### Problem to solve:
Return every record below exactly as written, omitting any pictures.
************
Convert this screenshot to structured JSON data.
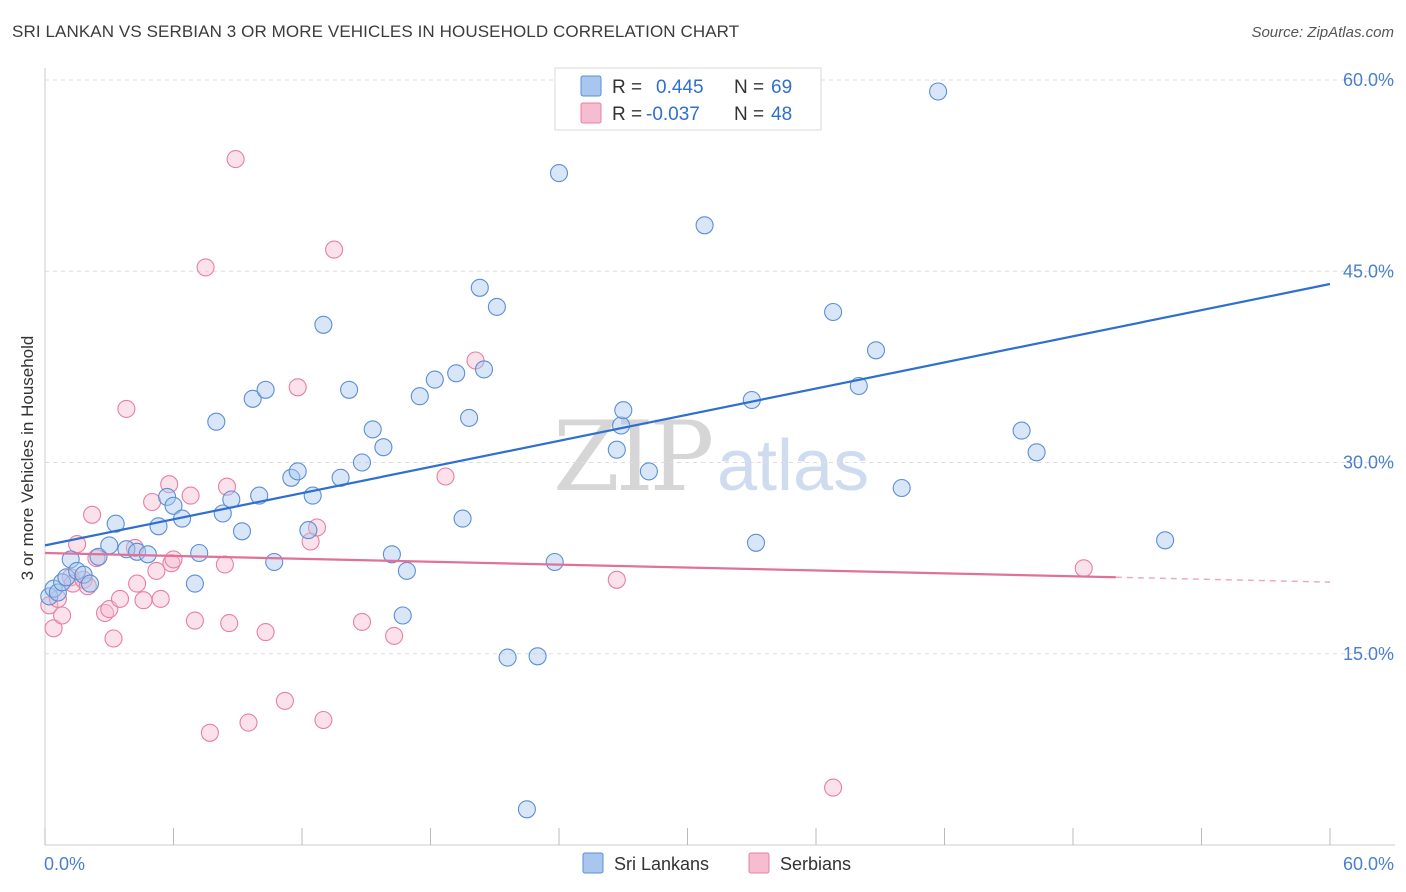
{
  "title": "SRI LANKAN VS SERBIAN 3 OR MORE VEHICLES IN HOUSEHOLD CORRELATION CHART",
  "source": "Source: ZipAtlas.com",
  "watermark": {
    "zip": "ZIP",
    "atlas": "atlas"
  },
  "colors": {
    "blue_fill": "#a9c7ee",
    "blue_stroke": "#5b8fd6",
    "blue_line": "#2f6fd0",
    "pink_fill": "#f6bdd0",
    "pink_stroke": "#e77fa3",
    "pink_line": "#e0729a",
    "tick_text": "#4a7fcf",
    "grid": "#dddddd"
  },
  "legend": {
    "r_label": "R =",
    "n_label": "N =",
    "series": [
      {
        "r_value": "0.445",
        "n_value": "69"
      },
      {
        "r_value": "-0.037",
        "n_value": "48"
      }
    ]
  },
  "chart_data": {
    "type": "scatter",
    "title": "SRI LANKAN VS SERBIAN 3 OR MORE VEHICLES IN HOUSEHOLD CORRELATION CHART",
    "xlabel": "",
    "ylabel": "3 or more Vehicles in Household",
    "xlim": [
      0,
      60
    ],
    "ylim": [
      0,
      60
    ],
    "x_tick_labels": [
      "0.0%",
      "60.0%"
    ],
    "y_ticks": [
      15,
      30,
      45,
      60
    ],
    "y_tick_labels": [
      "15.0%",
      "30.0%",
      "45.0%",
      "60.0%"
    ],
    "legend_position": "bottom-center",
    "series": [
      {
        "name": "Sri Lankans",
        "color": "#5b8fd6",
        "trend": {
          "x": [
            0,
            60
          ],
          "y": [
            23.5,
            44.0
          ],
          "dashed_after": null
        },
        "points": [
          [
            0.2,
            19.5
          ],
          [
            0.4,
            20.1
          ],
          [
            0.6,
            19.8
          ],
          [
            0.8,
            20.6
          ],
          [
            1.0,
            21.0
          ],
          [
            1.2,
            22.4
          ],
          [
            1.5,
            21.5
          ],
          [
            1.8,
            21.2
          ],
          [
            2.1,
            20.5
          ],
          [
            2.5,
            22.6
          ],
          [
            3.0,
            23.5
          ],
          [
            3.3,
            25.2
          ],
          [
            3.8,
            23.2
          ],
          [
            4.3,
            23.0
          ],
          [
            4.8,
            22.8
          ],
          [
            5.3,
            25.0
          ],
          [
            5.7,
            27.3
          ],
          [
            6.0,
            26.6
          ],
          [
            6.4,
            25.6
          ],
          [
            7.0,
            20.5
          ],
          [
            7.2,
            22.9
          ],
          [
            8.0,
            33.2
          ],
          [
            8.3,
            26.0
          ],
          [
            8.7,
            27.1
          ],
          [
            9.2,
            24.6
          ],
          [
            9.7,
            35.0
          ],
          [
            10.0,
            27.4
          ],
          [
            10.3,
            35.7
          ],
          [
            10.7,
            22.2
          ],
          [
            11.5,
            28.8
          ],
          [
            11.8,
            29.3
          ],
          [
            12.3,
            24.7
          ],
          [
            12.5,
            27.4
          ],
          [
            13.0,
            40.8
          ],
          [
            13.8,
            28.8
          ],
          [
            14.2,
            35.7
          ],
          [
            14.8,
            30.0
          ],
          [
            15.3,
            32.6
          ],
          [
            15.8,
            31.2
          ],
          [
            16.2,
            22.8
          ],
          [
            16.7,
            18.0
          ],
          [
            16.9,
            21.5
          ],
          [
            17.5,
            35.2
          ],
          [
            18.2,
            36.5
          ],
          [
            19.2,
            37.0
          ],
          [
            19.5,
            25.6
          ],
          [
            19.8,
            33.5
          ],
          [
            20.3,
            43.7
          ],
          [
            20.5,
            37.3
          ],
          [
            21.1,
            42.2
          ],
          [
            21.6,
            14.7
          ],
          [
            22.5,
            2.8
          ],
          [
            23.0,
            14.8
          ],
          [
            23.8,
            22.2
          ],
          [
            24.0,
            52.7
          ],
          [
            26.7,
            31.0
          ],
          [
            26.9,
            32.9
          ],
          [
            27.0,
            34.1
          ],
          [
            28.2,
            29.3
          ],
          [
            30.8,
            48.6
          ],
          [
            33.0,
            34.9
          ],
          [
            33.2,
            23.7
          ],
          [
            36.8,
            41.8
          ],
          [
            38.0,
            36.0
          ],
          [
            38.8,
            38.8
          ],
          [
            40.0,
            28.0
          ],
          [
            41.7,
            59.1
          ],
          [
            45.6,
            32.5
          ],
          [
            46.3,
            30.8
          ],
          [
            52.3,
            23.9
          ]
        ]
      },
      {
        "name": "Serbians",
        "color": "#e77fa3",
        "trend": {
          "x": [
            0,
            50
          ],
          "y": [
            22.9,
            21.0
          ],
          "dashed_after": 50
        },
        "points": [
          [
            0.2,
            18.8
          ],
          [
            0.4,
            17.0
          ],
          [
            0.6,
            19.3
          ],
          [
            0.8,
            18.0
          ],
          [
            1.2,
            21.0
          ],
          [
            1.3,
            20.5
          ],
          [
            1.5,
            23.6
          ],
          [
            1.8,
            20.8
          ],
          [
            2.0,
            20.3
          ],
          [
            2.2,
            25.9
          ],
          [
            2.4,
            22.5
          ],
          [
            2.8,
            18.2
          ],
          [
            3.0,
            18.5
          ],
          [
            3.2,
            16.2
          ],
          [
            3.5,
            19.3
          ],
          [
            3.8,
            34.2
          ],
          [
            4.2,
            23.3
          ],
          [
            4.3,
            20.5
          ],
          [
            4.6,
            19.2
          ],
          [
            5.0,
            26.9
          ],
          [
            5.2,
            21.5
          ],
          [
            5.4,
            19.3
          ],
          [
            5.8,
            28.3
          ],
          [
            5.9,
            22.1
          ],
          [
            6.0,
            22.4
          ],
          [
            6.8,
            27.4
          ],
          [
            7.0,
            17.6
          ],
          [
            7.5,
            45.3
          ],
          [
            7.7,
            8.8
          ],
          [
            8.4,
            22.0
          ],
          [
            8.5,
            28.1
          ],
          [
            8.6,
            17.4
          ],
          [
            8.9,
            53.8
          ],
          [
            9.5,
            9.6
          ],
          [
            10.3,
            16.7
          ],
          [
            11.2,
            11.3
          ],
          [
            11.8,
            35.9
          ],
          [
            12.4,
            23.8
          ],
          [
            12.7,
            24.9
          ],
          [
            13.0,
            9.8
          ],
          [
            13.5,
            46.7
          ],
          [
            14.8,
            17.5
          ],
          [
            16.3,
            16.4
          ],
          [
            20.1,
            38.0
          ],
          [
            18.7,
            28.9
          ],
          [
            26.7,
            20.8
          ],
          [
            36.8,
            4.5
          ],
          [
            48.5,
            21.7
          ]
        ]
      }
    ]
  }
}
************
### Solution to this exercise:
Convert this screenshot to structured JSON data.
{
  "title": "SRI LANKAN VS SERBIAN 3 OR MORE VEHICLES IN HOUSEHOLD CORRELATION CHART",
  "source": "Source: ZipAtlas.com",
  "watermark": {
    "zip": "ZIP",
    "atlas": "atlas"
  },
  "colors": {
    "blue_fill": "#a9c7ee",
    "blue_stroke": "#5b8fd6",
    "blue_line": "#2f6fd0",
    "pink_fill": "#f6bdd0",
    "pink_stroke": "#e77fa3",
    "pink_line": "#e0729a",
    "tick_text": "#4a7fcf",
    "grid": "#dddddd"
  },
  "legend": {
    "r_label": "R =",
    "n_label": "N =",
    "series": [
      {
        "r_value": "0.445",
        "n_value": "69"
      },
      {
        "r_value": "-0.037",
        "n_value": "48"
      }
    ]
  },
  "chart_data": {
    "type": "scatter",
    "title": "SRI LANKAN VS SERBIAN 3 OR MORE VEHICLES IN HOUSEHOLD CORRELATION CHART",
    "xlabel": "",
    "ylabel": "3 or more Vehicles in Household",
    "xlim": [
      0,
      60
    ],
    "ylim": [
      0,
      60
    ],
    "x_tick_labels": [
      "0.0%",
      "60.0%"
    ],
    "y_ticks": [
      15,
      30,
      45,
      60
    ],
    "y_tick_labels": [
      "15.0%",
      "30.0%",
      "45.0%",
      "60.0%"
    ],
    "legend_position": "bottom-center",
    "series": [
      {
        "name": "Sri Lankans",
        "color": "#5b8fd6",
        "trend": {
          "x": [
            0,
            60
          ],
          "y": [
            23.5,
            44.0
          ],
          "dashed_after": null
        },
        "points": [
          [
            0.2,
            19.5
          ],
          [
            0.4,
            20.1
          ],
          [
            0.6,
            19.8
          ],
          [
            0.8,
            20.6
          ],
          [
            1.0,
            21.0
          ],
          [
            1.2,
            22.4
          ],
          [
            1.5,
            21.5
          ],
          [
            1.8,
            21.2
          ],
          [
            2.1,
            20.5
          ],
          [
            2.5,
            22.6
          ],
          [
            3.0,
            23.5
          ],
          [
            3.3,
            25.2
          ],
          [
            3.8,
            23.2
          ],
          [
            4.3,
            23.0
          ],
          [
            4.8,
            22.8
          ],
          [
            5.3,
            25.0
          ],
          [
            5.7,
            27.3
          ],
          [
            6.0,
            26.6
          ],
          [
            6.4,
            25.6
          ],
          [
            7.0,
            20.5
          ],
          [
            7.2,
            22.9
          ],
          [
            8.0,
            33.2
          ],
          [
            8.3,
            26.0
          ],
          [
            8.7,
            27.1
          ],
          [
            9.2,
            24.6
          ],
          [
            9.7,
            35.0
          ],
          [
            10.0,
            27.4
          ],
          [
            10.3,
            35.7
          ],
          [
            10.7,
            22.2
          ],
          [
            11.5,
            28.8
          ],
          [
            11.8,
            29.3
          ],
          [
            12.3,
            24.7
          ],
          [
            12.5,
            27.4
          ],
          [
            13.0,
            40.8
          ],
          [
            13.8,
            28.8
          ],
          [
            14.2,
            35.7
          ],
          [
            14.8,
            30.0
          ],
          [
            15.3,
            32.6
          ],
          [
            15.8,
            31.2
          ],
          [
            16.2,
            22.8
          ],
          [
            16.7,
            18.0
          ],
          [
            16.9,
            21.5
          ],
          [
            17.5,
            35.2
          ],
          [
            18.2,
            36.5
          ],
          [
            19.2,
            37.0
          ],
          [
            19.5,
            25.6
          ],
          [
            19.8,
            33.5
          ],
          [
            20.3,
            43.7
          ],
          [
            20.5,
            37.3
          ],
          [
            21.1,
            42.2
          ],
          [
            21.6,
            14.7
          ],
          [
            22.5,
            2.8
          ],
          [
            23.0,
            14.8
          ],
          [
            23.8,
            22.2
          ],
          [
            24.0,
            52.7
          ],
          [
            26.7,
            31.0
          ],
          [
            26.9,
            32.9
          ],
          [
            27.0,
            34.1
          ],
          [
            28.2,
            29.3
          ],
          [
            30.8,
            48.6
          ],
          [
            33.0,
            34.9
          ],
          [
            33.2,
            23.7
          ],
          [
            36.8,
            41.8
          ],
          [
            38.0,
            36.0
          ],
          [
            38.8,
            38.8
          ],
          [
            40.0,
            28.0
          ],
          [
            41.7,
            59.1
          ],
          [
            45.6,
            32.5
          ],
          [
            46.3,
            30.8
          ],
          [
            52.3,
            23.9
          ]
        ]
      },
      {
        "name": "Serbians",
        "color": "#e77fa3",
        "trend": {
          "x": [
            0,
            50
          ],
          "y": [
            22.9,
            21.0
          ],
          "dashed_after": 50
        },
        "points": [
          [
            0.2,
            18.8
          ],
          [
            0.4,
            17.0
          ],
          [
            0.6,
            19.3
          ],
          [
            0.8,
            18.0
          ],
          [
            1.2,
            21.0
          ],
          [
            1.3,
            20.5
          ],
          [
            1.5,
            23.6
          ],
          [
            1.8,
            20.8
          ],
          [
            2.0,
            20.3
          ],
          [
            2.2,
            25.9
          ],
          [
            2.4,
            22.5
          ],
          [
            2.8,
            18.2
          ],
          [
            3.0,
            18.5
          ],
          [
            3.2,
            16.2
          ],
          [
            3.5,
            19.3
          ],
          [
            3.8,
            34.2
          ],
          [
            4.2,
            23.3
          ],
          [
            4.3,
            20.5
          ],
          [
            4.6,
            19.2
          ],
          [
            5.0,
            26.9
          ],
          [
            5.2,
            21.5
          ],
          [
            5.4,
            19.3
          ],
          [
            5.8,
            28.3
          ],
          [
            5.9,
            22.1
          ],
          [
            6.0,
            22.4
          ],
          [
            6.8,
            27.4
          ],
          [
            7.0,
            17.6
          ],
          [
            7.5,
            45.3
          ],
          [
            7.7,
            8.8
          ],
          [
            8.4,
            22.0
          ],
          [
            8.5,
            28.1
          ],
          [
            8.6,
            17.4
          ],
          [
            8.9,
            53.8
          ],
          [
            9.5,
            9.6
          ],
          [
            10.3,
            16.7
          ],
          [
            11.2,
            11.3
          ],
          [
            11.8,
            35.9
          ],
          [
            12.4,
            23.8
          ],
          [
            12.7,
            24.9
          ],
          [
            13.0,
            9.8
          ],
          [
            13.5,
            46.7
          ],
          [
            14.8,
            17.5
          ],
          [
            16.3,
            16.4
          ],
          [
            20.1,
            38.0
          ],
          [
            18.7,
            28.9
          ],
          [
            26.7,
            20.8
          ],
          [
            36.8,
            4.5
          ],
          [
            48.5,
            21.7
          ]
        ]
      }
    ]
  }
}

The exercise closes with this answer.